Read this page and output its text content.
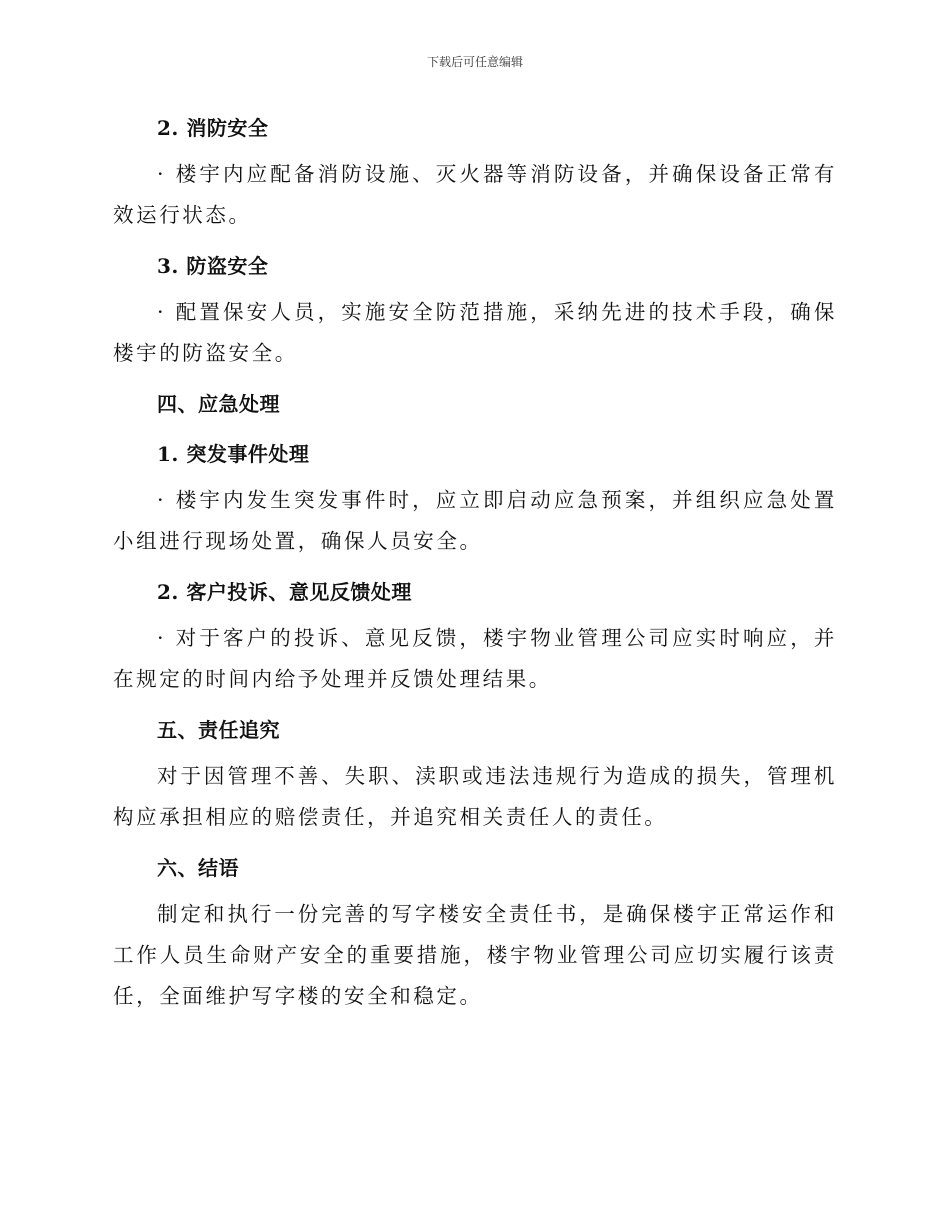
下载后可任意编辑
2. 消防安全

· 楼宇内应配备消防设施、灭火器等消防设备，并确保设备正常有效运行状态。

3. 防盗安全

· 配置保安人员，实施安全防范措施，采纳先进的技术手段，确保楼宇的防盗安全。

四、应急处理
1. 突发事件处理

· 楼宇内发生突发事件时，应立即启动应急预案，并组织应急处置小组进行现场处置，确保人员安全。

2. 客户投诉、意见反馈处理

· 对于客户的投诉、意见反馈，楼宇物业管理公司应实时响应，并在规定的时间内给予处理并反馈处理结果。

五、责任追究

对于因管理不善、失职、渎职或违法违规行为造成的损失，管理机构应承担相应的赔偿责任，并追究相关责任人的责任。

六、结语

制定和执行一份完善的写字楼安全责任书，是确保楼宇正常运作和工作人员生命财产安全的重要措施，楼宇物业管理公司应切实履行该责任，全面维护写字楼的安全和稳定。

--

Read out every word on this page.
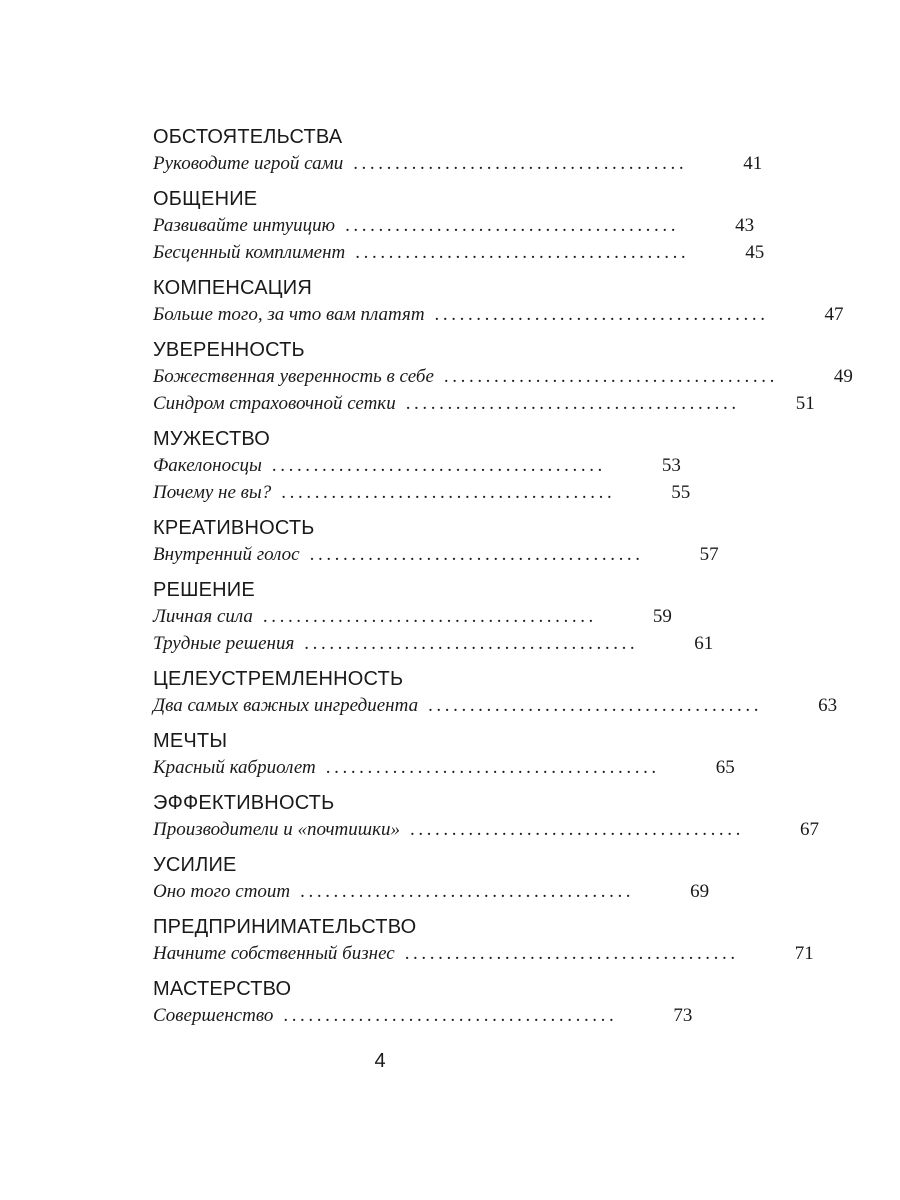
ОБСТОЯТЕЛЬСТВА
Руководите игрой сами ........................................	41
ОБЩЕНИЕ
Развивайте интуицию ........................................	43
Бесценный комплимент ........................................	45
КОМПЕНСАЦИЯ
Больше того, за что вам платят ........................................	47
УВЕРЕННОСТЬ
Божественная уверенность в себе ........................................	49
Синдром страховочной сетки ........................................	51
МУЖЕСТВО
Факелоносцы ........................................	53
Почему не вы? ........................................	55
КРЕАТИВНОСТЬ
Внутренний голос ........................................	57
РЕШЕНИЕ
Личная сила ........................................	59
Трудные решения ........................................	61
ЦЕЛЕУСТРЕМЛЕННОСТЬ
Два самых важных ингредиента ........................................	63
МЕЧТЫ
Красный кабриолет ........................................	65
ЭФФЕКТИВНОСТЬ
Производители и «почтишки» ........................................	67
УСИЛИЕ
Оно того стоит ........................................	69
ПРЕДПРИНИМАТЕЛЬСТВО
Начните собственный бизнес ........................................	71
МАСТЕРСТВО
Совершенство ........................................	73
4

...

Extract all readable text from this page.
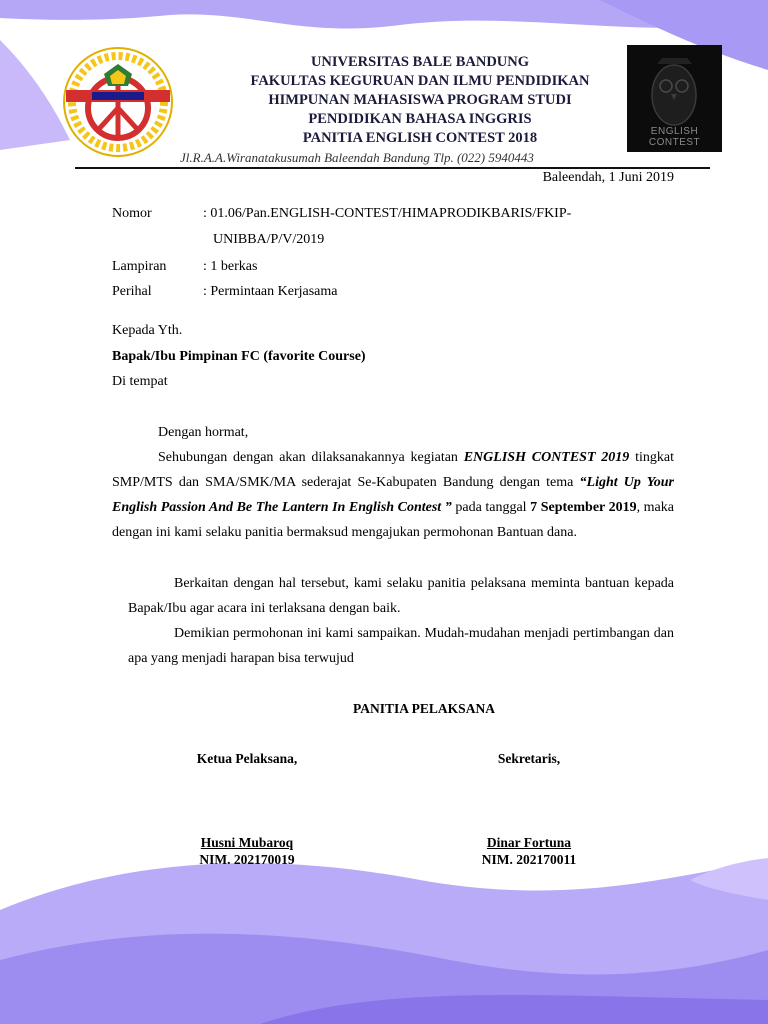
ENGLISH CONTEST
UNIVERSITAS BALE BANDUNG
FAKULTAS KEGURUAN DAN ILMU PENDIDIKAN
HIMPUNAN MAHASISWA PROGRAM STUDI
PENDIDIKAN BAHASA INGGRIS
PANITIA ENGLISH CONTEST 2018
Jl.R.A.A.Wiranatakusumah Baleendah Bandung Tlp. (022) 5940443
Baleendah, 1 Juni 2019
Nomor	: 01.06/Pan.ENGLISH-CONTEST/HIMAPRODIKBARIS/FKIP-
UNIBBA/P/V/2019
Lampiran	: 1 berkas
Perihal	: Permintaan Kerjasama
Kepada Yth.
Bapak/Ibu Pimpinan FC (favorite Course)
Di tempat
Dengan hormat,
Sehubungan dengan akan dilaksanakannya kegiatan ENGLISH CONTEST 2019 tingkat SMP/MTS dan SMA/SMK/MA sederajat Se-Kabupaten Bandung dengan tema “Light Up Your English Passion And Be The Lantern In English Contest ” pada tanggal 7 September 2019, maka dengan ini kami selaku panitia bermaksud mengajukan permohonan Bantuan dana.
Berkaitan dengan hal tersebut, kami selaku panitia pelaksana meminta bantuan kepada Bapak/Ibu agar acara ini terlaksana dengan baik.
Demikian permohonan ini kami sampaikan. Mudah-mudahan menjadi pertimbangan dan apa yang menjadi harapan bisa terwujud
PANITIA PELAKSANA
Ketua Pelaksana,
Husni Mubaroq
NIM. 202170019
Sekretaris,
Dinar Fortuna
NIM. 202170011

## EXERCISE DIRECTIONS
Only the number should be given: how many lines of the data contain the word "page"?

## TASK RESULT
3